▶ Entries shown:
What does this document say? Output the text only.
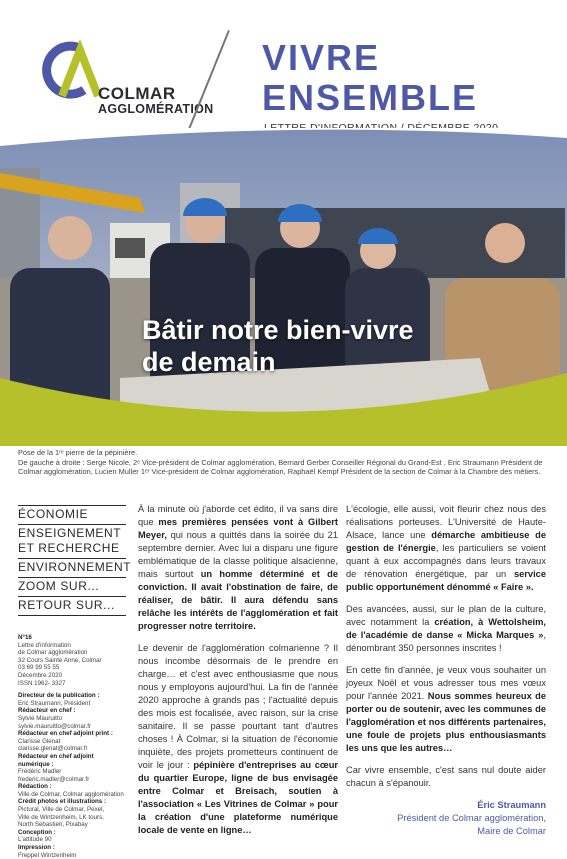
COLMAR
AGGLOMÉRATION
VIVRE
ENSEMBLE
Bâtir notre bien-vivre
de demain
Pose de la 1ʳᵉ pierre de la pépinière.
De gauche à droite : Serge Nicole, 2ᵉ Vice-président de Colmar agglomération, Bernard Gerber Conseiller Régional du Grand-Est , Eric Straumann Président de Colmar agglomération, Lucien Muller 1ᵉʳ Vice-président de Colmar agglomération, Raphaël Kempf Président de la section de Colmar à la Chambre des métiers.
ÉCONOMIE
ENSEIGNEMENT ET RECHERCHE
ENVIRONNEMENT
ZOOM SUR...
RETOUR SUR...
N°16
Lettre d'information
de Colmar agglomération
32 Cours Sainte Anne, Colmar
03 69 99 55 55
Décembre 2020
ISSN 1962- 3327
Directeur de la publication :
Eric Straumann, Président
Rédacteur en chef :
Sylvie Mauruitto
sylvie.mauruitto@colmar.fr
Rédacteur en chef adjoint print :
Clarisse Glenat
clarisse.glenat@colmar.fr
Rédacteur en chef adjoint numérique :
Frédéric Madler
frederic.madler@colmar.fr
Rédaction :
Ville de Colmar, Colmar agglomération
Crédit photos et illustrations :
Pictural, Ville de Colmar, Pexel,
Ville de Wintzenheim, LK tours,
North Sebastien, Pixabay
Conception :
L'attitude 90
Impression :
Freppel Wintzenheim

À la minute où j'aborde cet édito, il va sans dire que mes premières pensées vont à Gilbert Meyer, qui nous a quittés dans la soirée du 21 septembre dernier. Avec lui a disparu une figure emblématique de la classe politique alsacienne, mais surtout un homme déterminé et de conviction. Il avait l'obstination de faire, de réaliser, de bâtir. Il aura défendu sans relâche les intérêts de l'agglomération et fait progresser notre territoire.

Le devenir de l'agglomération colmarienne ? Il nous incombe désormais de le prendre en charge… et c'est avec enthousiasme que nous nous y employons aujourd'hui. La fin de l'année 2020 approche à grands pas ; l'actualité depuis des mois est focalisée, avec raison, sur la crise sanitaire. Il se passe pourtant tant d'autres choses ! À Colmar, si la situation de l'économie inquiète, des projets prometteurs continuent de voir le jour : pépinière d'entreprises au cœur du quartier Europe, ligne de bus envisagée entre Colmar et Breisach, soutien à l'association « Les Vitrines de Colmar » pour la création d'une plateforme numérique locale de vente en ligne…

L'écologie, elle aussi, voit fleurir chez nous des réalisations porteuses. L'Université de Haute-Alsace, lance une démarche ambitieuse de gestion de l'énergie, les particuliers se voient quant à eux accompagnés dans leurs travaux de rénovation énergétique, par un service public opportunément dénommé « Faire ».

Des avancées, aussi, sur le plan de la culture, avec notamment la création, à Wettolsheim, de l'académie de danse « Micka Marques », dénombrant 350 personnes inscrites !

En cette fin d'année, je veux vous souhaiter un joyeux Noël et vous adresser tous mes vœux pour l'année 2021. Nous sommes heureux de porter ou de soutenir, avec les communes de l'agglomération et nos différents partenaires, une foule de projets plus enthousiasmants les uns que les autres…

Car vivre ensemble, c'est sans nul doute aider chacun à s'épanouir.

Éric Straumann
Président de Colmar agglomération,
Maire de Colmar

▶ Objective: Determine how many lines in the listing above hold the string "Wintzenheim", then write only the number.

▶ Solution: 2